#### Given exercise:
Count the lines below that contain the string "TheBottleneck", treating uppercase and lowercase as different. Reply with the number alone.

#### Information given:
***

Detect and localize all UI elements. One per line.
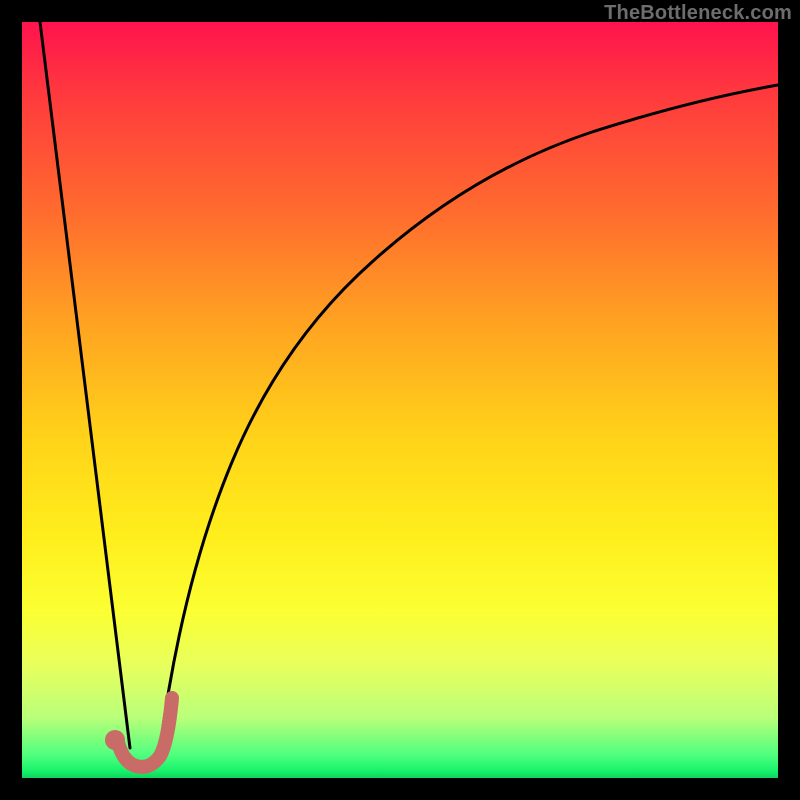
highlight-marker-dot	[105, 730, 125, 750]
right-branch-curve	[160, 85, 778, 748]
watermark-text: TheBottleneck.com	[604, 2, 792, 25]
chart-curves-svg	[22, 22, 778, 778]
chart-plot-area	[22, 22, 778, 778]
highlight-j-stroke	[117, 698, 172, 767]
chart-frame: TheBottleneck.com	[0, 0, 800, 800]
left-branch-curve	[40, 22, 130, 748]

***

#### Full response:
2